Dataset records:
====
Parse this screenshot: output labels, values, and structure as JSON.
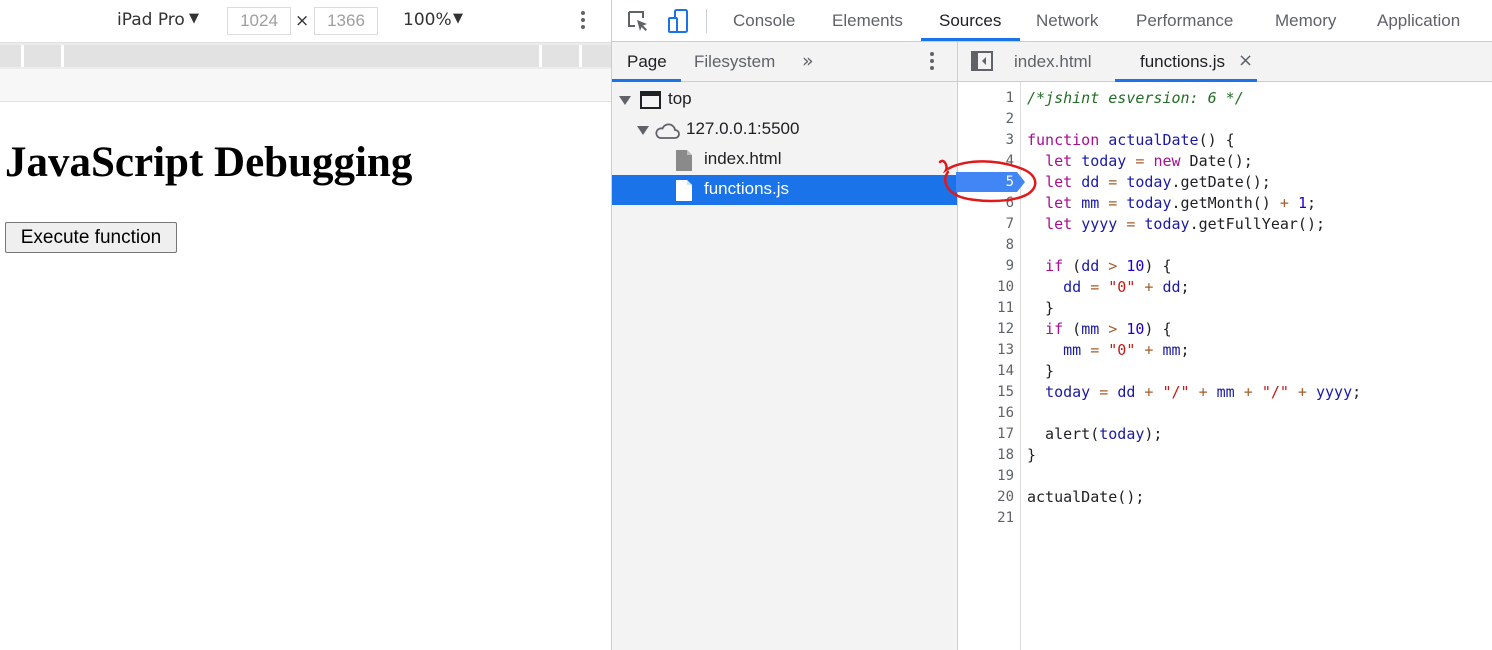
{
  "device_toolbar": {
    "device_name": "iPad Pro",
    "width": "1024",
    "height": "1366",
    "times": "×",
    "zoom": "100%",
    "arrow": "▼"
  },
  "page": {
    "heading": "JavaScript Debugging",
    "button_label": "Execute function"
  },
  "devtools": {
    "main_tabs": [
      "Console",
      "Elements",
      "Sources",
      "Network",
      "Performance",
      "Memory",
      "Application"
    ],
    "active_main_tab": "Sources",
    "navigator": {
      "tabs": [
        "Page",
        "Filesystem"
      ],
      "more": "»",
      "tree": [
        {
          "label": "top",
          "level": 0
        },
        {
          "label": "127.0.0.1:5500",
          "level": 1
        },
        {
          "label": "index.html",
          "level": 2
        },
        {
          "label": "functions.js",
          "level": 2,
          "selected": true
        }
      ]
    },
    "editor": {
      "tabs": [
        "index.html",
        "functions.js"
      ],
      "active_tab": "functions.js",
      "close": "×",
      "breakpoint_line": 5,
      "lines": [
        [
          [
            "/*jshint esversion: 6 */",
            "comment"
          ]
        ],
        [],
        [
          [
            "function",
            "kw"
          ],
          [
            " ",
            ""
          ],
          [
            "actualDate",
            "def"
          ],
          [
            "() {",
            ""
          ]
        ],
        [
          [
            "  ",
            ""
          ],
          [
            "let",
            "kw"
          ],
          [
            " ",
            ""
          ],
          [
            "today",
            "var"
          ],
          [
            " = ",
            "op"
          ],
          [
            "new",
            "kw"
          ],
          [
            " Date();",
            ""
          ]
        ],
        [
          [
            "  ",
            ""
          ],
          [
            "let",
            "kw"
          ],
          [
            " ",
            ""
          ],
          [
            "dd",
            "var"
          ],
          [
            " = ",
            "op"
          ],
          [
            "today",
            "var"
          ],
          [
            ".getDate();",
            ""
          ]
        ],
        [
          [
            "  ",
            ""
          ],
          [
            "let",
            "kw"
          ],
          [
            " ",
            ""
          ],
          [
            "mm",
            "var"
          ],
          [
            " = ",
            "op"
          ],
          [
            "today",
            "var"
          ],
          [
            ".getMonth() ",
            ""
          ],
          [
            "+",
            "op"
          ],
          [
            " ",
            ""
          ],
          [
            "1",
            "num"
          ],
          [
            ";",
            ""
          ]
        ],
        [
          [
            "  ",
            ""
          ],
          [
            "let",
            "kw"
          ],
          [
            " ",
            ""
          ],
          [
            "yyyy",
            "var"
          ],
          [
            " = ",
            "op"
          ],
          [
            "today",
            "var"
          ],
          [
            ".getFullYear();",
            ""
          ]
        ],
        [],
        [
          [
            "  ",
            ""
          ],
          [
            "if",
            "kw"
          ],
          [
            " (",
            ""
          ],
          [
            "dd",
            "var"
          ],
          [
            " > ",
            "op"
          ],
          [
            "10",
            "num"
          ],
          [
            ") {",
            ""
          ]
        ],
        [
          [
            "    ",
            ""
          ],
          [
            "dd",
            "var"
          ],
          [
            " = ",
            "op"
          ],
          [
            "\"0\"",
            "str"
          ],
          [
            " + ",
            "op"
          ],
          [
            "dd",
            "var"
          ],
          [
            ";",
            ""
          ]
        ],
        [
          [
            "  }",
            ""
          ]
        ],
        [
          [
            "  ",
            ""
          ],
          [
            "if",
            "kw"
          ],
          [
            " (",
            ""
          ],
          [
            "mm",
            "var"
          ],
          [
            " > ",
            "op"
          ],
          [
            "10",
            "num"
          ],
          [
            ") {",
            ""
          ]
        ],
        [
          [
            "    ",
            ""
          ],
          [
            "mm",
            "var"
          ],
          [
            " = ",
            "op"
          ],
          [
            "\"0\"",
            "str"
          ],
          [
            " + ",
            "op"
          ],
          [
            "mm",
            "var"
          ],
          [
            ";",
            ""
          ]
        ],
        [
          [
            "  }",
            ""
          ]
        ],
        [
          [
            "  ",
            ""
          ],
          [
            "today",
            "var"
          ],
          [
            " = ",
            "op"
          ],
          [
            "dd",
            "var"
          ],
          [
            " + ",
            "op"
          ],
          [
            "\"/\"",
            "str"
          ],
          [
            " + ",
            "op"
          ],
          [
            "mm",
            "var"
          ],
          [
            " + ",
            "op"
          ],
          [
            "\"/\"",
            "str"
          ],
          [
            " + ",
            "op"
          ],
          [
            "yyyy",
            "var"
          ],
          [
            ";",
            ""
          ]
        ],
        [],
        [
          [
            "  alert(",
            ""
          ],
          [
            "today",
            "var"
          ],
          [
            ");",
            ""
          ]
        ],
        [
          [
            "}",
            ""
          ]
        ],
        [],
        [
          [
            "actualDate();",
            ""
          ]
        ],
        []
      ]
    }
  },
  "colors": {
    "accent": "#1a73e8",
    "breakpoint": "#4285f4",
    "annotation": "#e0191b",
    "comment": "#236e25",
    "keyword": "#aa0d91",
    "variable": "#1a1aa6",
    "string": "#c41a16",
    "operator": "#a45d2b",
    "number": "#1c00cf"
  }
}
====
**WORK TO DO:**
Pull out every line in the material above where "functions" occurs.

**RESPONSE BELOW:**
          "label": "functions.js",
        "functions.js"
      "active_tab": "functions.js",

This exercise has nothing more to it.